§ Exercise instructions:
Extract the lines that hold the string "color".

§ Data rows:
────────

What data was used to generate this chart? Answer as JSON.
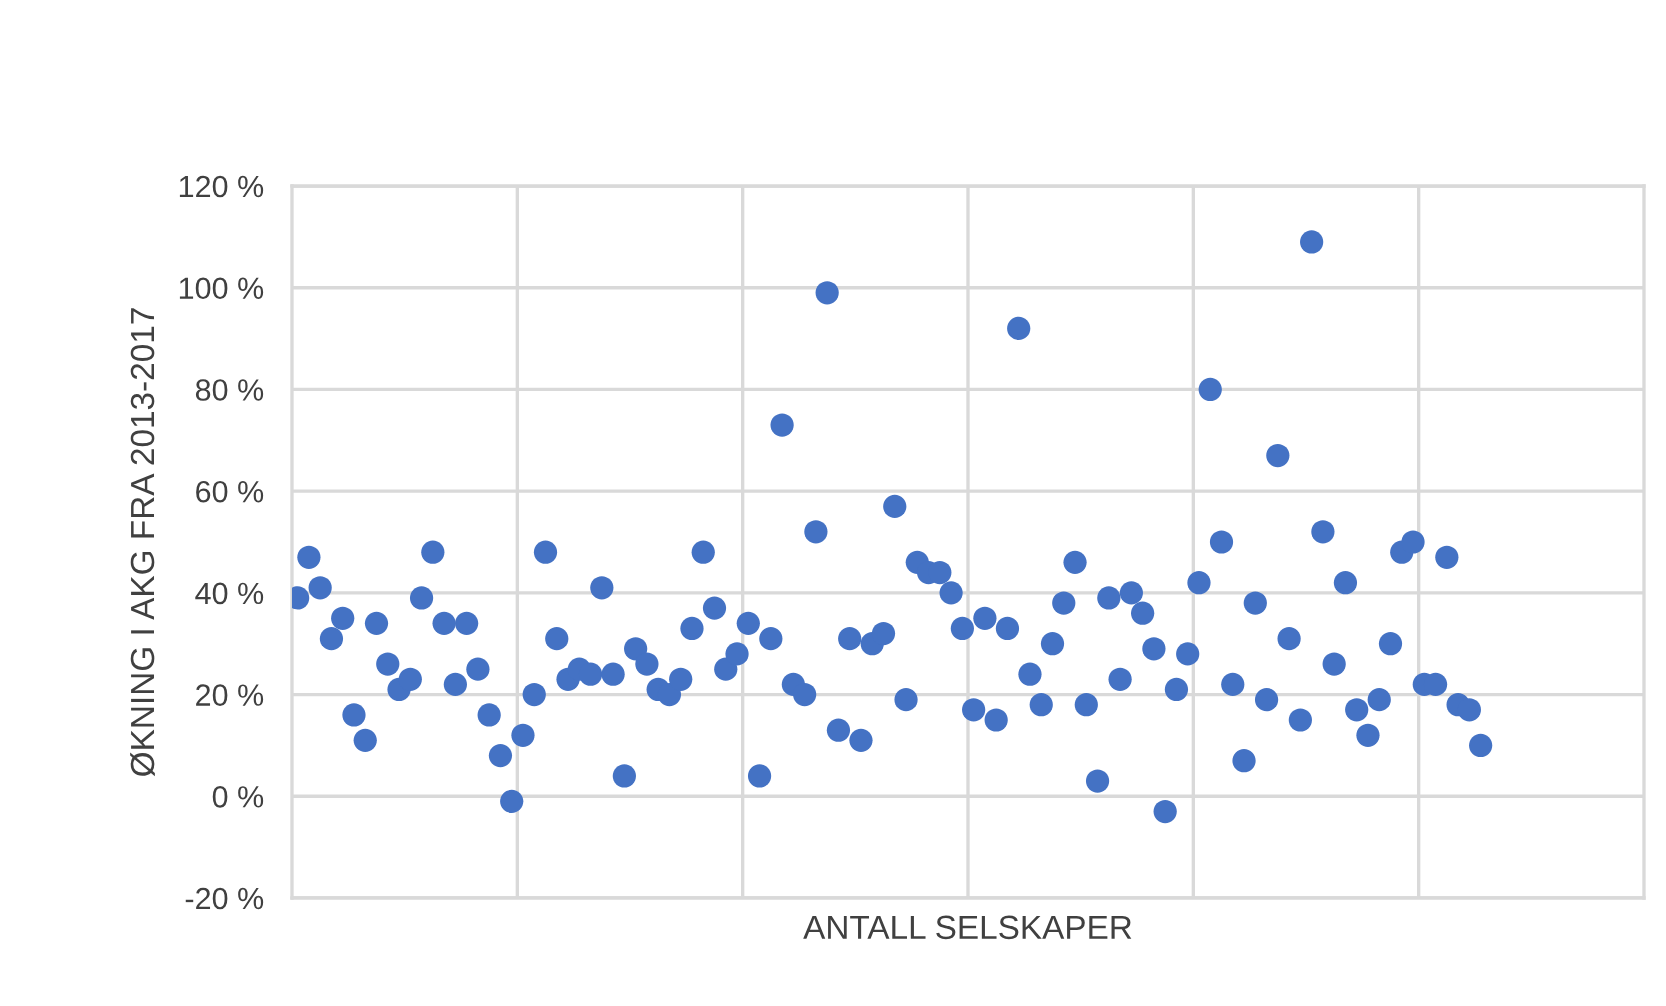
{
  "chart_data": {
    "type": "scatter",
    "xlabel": "ANTALL SELSKAPER",
    "ylabel": "ØKNING I AKG FRA 2013-2017",
    "categories": [
      null,
      null,
      null,
      null,
      null,
      null,
      null,
      null,
      null,
      null,
      null,
      null,
      null,
      null,
      null,
      null,
      null,
      null,
      null,
      null,
      null,
      null,
      null,
      null,
      null,
      null,
      null,
      null,
      null,
      null,
      null,
      null,
      null,
      null,
      null,
      null,
      null,
      null,
      null,
      null,
      null,
      null,
      null,
      null,
      null,
      null,
      null,
      null,
      null,
      null,
      null,
      null,
      null,
      null,
      null,
      null,
      null,
      null,
      null,
      null,
      null,
      null,
      null,
      null,
      null,
      null,
      null,
      null,
      null,
      null,
      null,
      null,
      null,
      null,
      null,
      null,
      null,
      null,
      null,
      null,
      null,
      null,
      null,
      null,
      null,
      null,
      null,
      null,
      null,
      null,
      null,
      null,
      null,
      null,
      null,
      null,
      null,
      null,
      null,
      null,
      null,
      null,
      null,
      null,
      null,
      null,
      null,
      null,
      null,
      null,
      null,
      null,
      null,
      null,
      null,
      null,
      null,
      null,
      null,
      null
    ],
    "series": [
      {
        "color": "#4472c4",
        "values": [
          39,
          47,
          41,
          31,
          35,
          16,
          11,
          34,
          26,
          21,
          23,
          39,
          48,
          34,
          22,
          34,
          25,
          16,
          8,
          -1,
          12,
          20,
          48,
          31,
          23,
          25,
          24,
          41,
          24,
          4,
          29,
          26,
          21,
          20,
          23,
          33,
          48,
          37,
          25,
          28,
          34,
          4,
          31,
          73,
          22,
          20,
          52,
          99,
          13,
          31,
          11,
          30,
          32,
          57,
          19,
          46,
          44,
          44,
          40,
          33,
          17,
          35,
          15,
          33,
          92,
          24,
          18,
          30,
          38,
          46,
          18,
          3,
          39,
          23,
          40,
          36,
          29,
          -3,
          21,
          28,
          42,
          80,
          50,
          22,
          7,
          38,
          19,
          67,
          31,
          15,
          109,
          52,
          26,
          42,
          17,
          12,
          19,
          30,
          48,
          50,
          22,
          22,
          47,
          18,
          17,
          10,
          null,
          null,
          null,
          null,
          null,
          null,
          null,
          null,
          null,
          null,
          null,
          null,
          null,
          null
        ]
      }
    ],
    "ylim": [
      -20,
      120
    ],
    "yticks": [
      {
        "value": -20,
        "label": "-20 %"
      },
      {
        "value": 0,
        "label": "0 %"
      },
      {
        "value": 20,
        "label": "20 %"
      },
      {
        "value": 40,
        "label": "40 %"
      },
      {
        "value": 60,
        "label": "60 %"
      },
      {
        "value": 80,
        "label": "80 %"
      },
      {
        "value": 100,
        "label": "100 %"
      },
      {
        "value": 120,
        "label": "120 %"
      }
    ],
    "tick_labels": "y",
    "grid": true,
    "marker": "circle"
  }
}
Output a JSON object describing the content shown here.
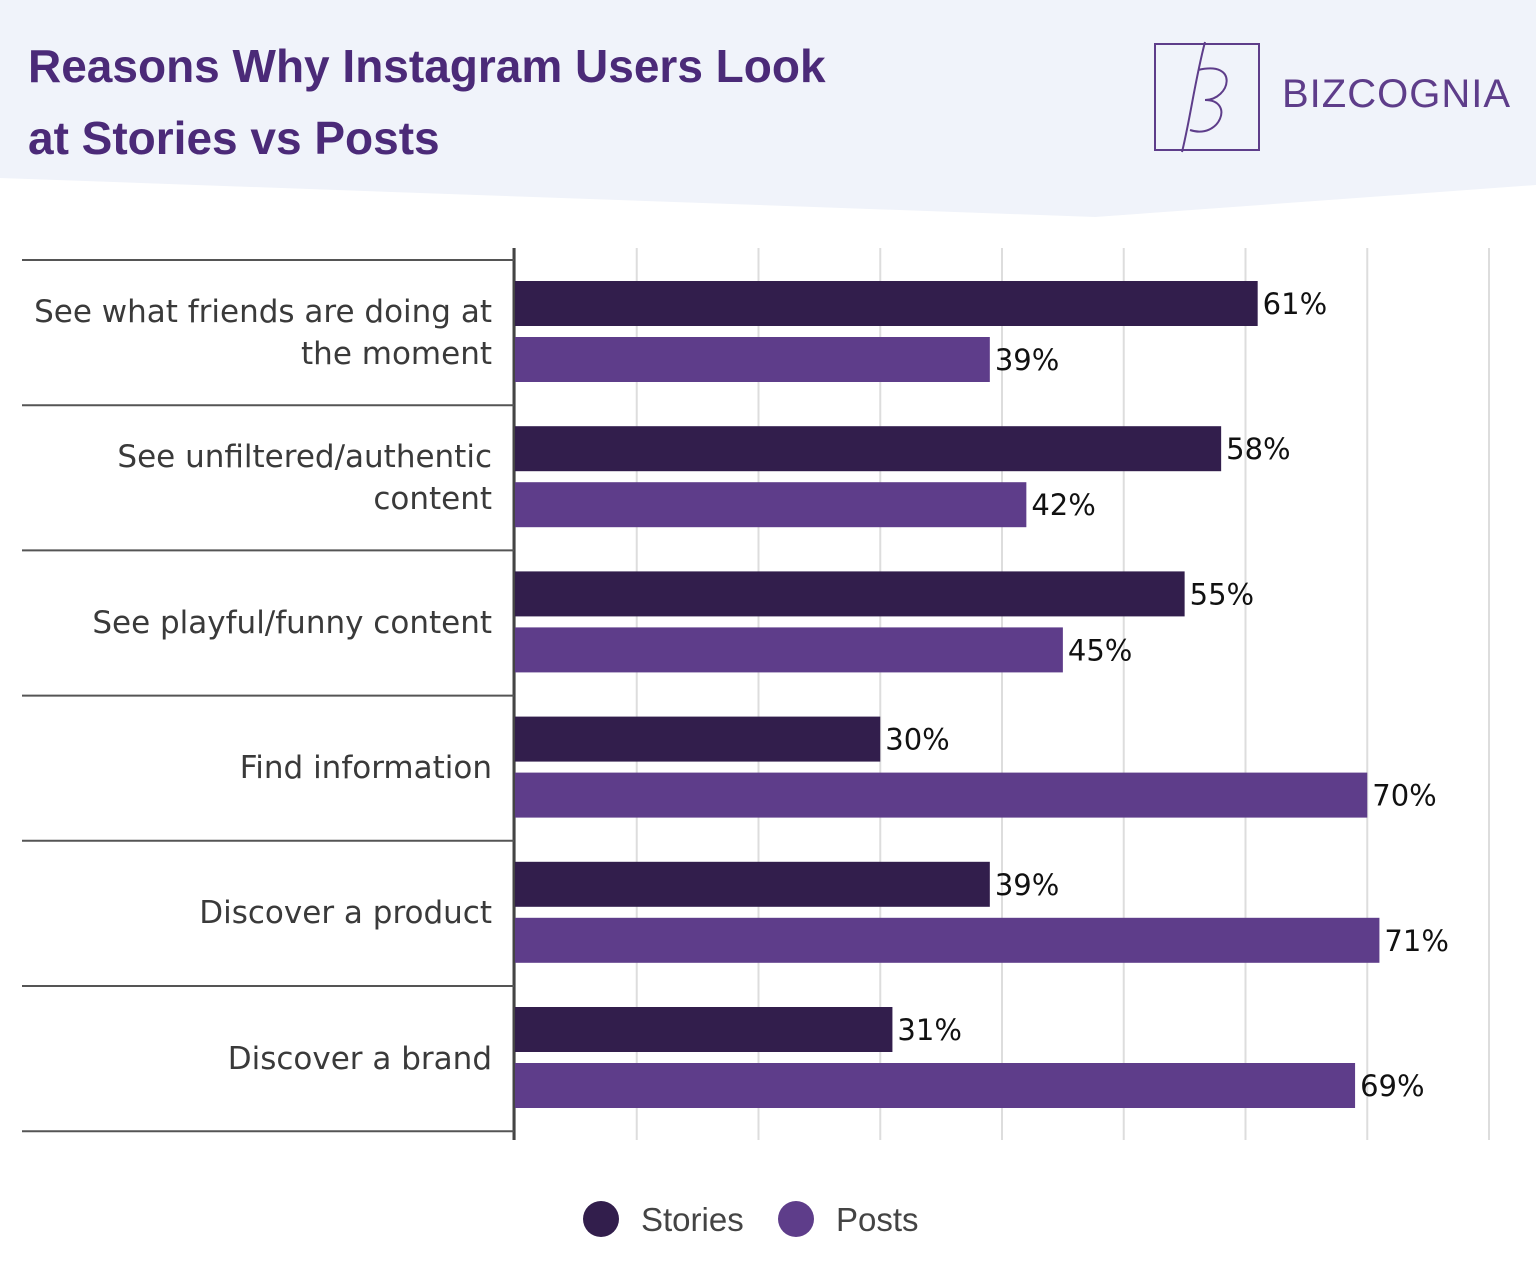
{
  "chart_data": {
    "type": "hbar",
    "title": "Reasons Why Instagram Users Look at Stories vs Posts",
    "brand": "BIZCOGNIA",
    "categories": [
      "See what friends are doing at the moment",
      "See unfiltered/authentic content",
      "See playful/funny content",
      "Find information",
      "Discover a product",
      "Discover a brand"
    ],
    "series": [
      {
        "name": "Stories",
        "color": "#321e4c",
        "values": [
          61,
          58,
          55,
          30,
          39,
          31
        ],
        "value_labels": [
          "61%",
          "58%",
          "55%",
          "30%",
          "39%",
          "31%"
        ]
      },
      {
        "name": "Posts",
        "color": "#5e3d8a",
        "values": [
          39,
          42,
          45,
          70,
          71,
          69
        ],
        "value_labels": [
          "39%",
          "42%",
          "45%",
          "70%",
          "71%",
          "69%"
        ]
      }
    ],
    "xlim": [
      0,
      80
    ],
    "xticks": [
      0,
      10,
      20,
      30,
      40,
      50,
      60,
      70,
      80
    ],
    "grid": true
  }
}
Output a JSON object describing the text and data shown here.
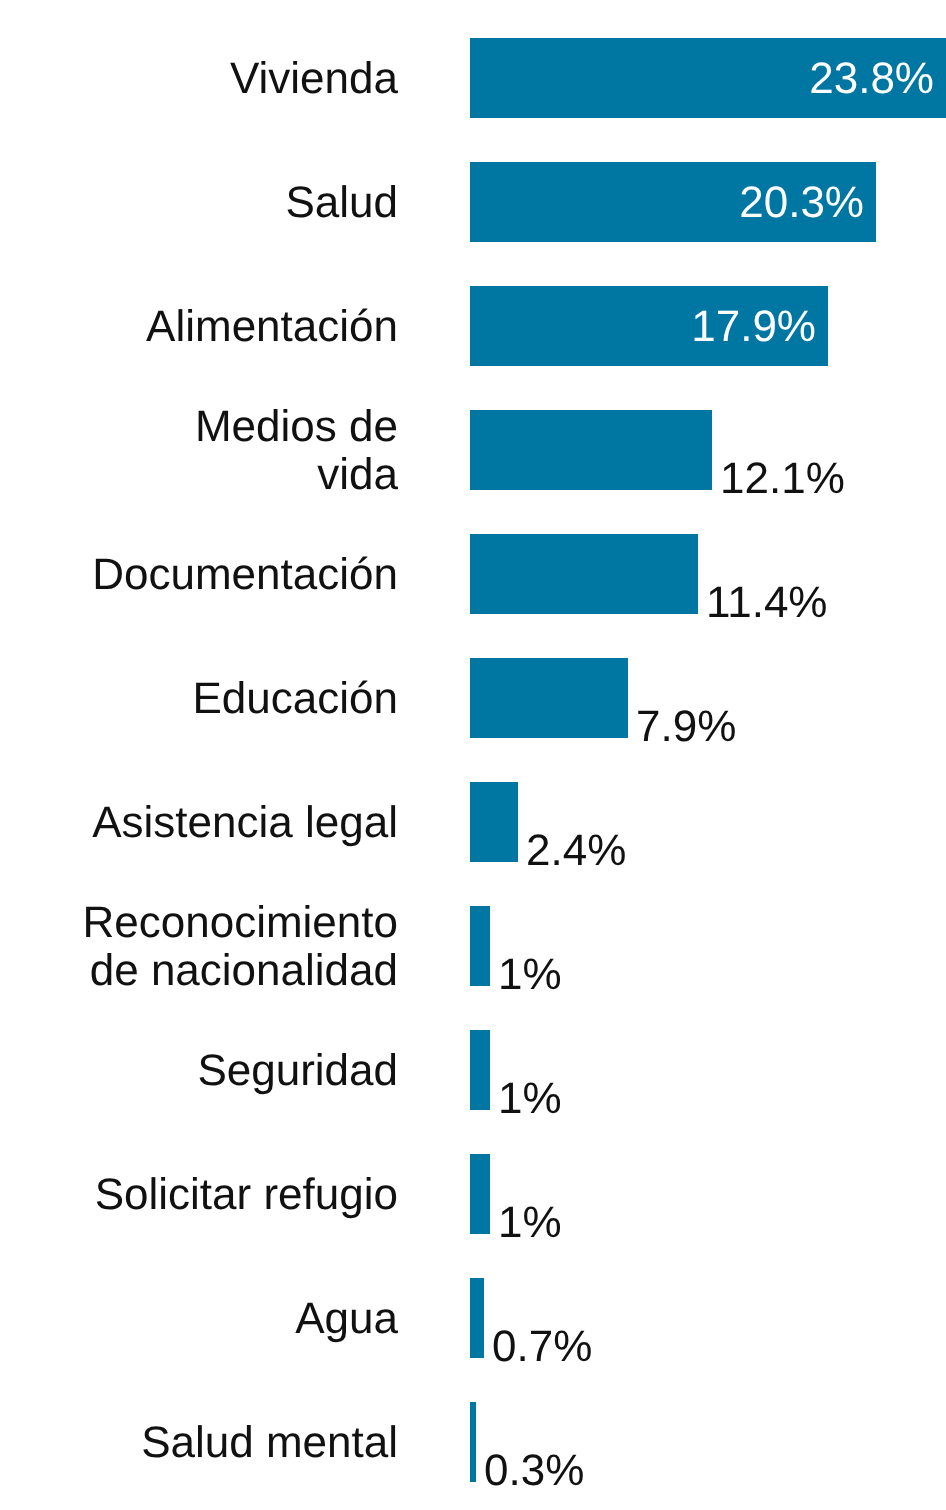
{
  "chart_data": {
    "type": "bar",
    "orientation": "horizontal",
    "categories": [
      "Vivienda",
      "Salud",
      "Alimentación",
      "Medios de\nvida",
      "Documentación",
      "Educación",
      "Asistencia legal",
      "Reconocimiento\nde nacionalidad",
      "Seguridad",
      "Solicitar refugio",
      "Agua",
      "Salud mental"
    ],
    "values": [
      23.8,
      20.3,
      17.9,
      12.1,
      11.4,
      7.9,
      2.4,
      1,
      1,
      1,
      0.7,
      0.3
    ],
    "value_labels": [
      "23.8%",
      "20.3%",
      "17.9%",
      "12.1%",
      "11.4%",
      "7.9%",
      "2.4%",
      "1%",
      "1%",
      "1%",
      "0.7%",
      "0.3%"
    ],
    "color": "#0077a3"
  }
}
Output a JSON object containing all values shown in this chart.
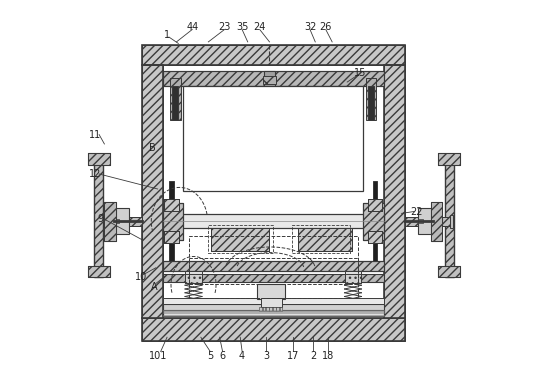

────────

§ Finished answer:
        "color": "#4472c4",
        "color": "#321e4c",
        "color": "#5e3d8a",
    "color": "#0077a3"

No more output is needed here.